> Short task
Copy out the entries below precisely; nothing is to be omitted.

Recorded data:

◆ ◆ ◆ ◆ ◆

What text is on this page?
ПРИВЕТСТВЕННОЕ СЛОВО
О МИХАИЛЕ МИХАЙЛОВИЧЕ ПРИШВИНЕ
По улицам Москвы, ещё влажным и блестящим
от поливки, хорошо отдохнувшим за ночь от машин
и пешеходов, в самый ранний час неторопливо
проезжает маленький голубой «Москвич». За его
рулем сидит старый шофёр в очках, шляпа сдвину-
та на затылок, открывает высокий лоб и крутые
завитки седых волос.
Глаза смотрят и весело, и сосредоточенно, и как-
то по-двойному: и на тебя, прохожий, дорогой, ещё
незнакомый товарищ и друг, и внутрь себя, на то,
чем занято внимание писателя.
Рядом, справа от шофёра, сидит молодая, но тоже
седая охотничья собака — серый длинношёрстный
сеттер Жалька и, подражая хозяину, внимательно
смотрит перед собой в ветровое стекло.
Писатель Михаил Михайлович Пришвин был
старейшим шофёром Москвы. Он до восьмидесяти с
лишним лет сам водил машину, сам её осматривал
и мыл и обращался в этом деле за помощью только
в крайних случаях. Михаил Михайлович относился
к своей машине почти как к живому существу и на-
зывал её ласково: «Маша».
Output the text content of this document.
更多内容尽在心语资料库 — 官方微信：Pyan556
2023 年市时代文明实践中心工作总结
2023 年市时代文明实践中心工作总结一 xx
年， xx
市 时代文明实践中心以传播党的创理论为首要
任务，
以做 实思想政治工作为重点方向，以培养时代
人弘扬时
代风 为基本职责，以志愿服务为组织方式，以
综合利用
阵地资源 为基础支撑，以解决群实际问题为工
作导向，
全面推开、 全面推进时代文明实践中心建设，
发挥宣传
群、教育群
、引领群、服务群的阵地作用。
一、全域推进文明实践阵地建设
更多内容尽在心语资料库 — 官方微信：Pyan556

◆ ◆ ◆ ◆ ◆

> Exercise result
What text is on this page?
ПРИВЕТСТВЕННОЕ СЛОВО
О МИХАИЛЕ МИХАЙЛОВИЧЕ ПРИШВИНЕ
По улицам Москвы, ещё влажным и блестящим
от поливки, хорошо отдохнувшим за ночь от машин
и пешеходов, в самый ранний час неторопливо
проезжает маленький голубой «Москвич». За его
рулем сидит старый шофёр в очках, шляпа сдвину-
та на затылок, открывает высокий лоб и крутые
завитки седых волос.
Глаза смотрят и весело, и сосредоточенно, и как-
то по-двойному: и на тебя, прохожий, дорогой, ещё
незнакомый товарищ и друг, и внутрь себя, на то,
чем занято внимание писателя.
Рядом, справа от шофёра, сидит молодая, но тоже
седая охотничья собака — серый длинношёрстный
сеттер Жалька и, подражая хозяину, внимательно
смотрит перед собой в ветровое стекло.
Писатель Михаил Михайлович Пришвин был
старейшим шофёром Москвы. Он до восьмидесяти с
лишним лет сам водил машину, сам её осматривал
и мыл и обращался в этом деле за помощью только
в крайних случаях. Михаил Михайлович относился
к своей машине почти как к живому существу и на-
зывал её ласково: «Маша».
Output the text content of this document.
更多内容尽在心语资料库 — 官方微信：Pyan556
2023 年市时代文明实践中心工作总结
2023 年市时代文明实践中心工作总结一 xx
年， xx
市 时代文明实践中心以传播党的创理论为首要
任务，
以做 实思想政治工作为重点方向，以培养时代
人弘扬时
代风 为基本职责，以志愿服务为组织方式，以
综合利用
阵地资源 为基础支撑，以解决群实际问题为工
作导向，
全面推开、 全面推进时代文明实践中心建设，
发挥宣传
群、教育群
、引领群、服务群的阵地作用。
一、全域推进文明实践阵地建设
更多内容尽在心语资料库 — 官方微信：Pyan556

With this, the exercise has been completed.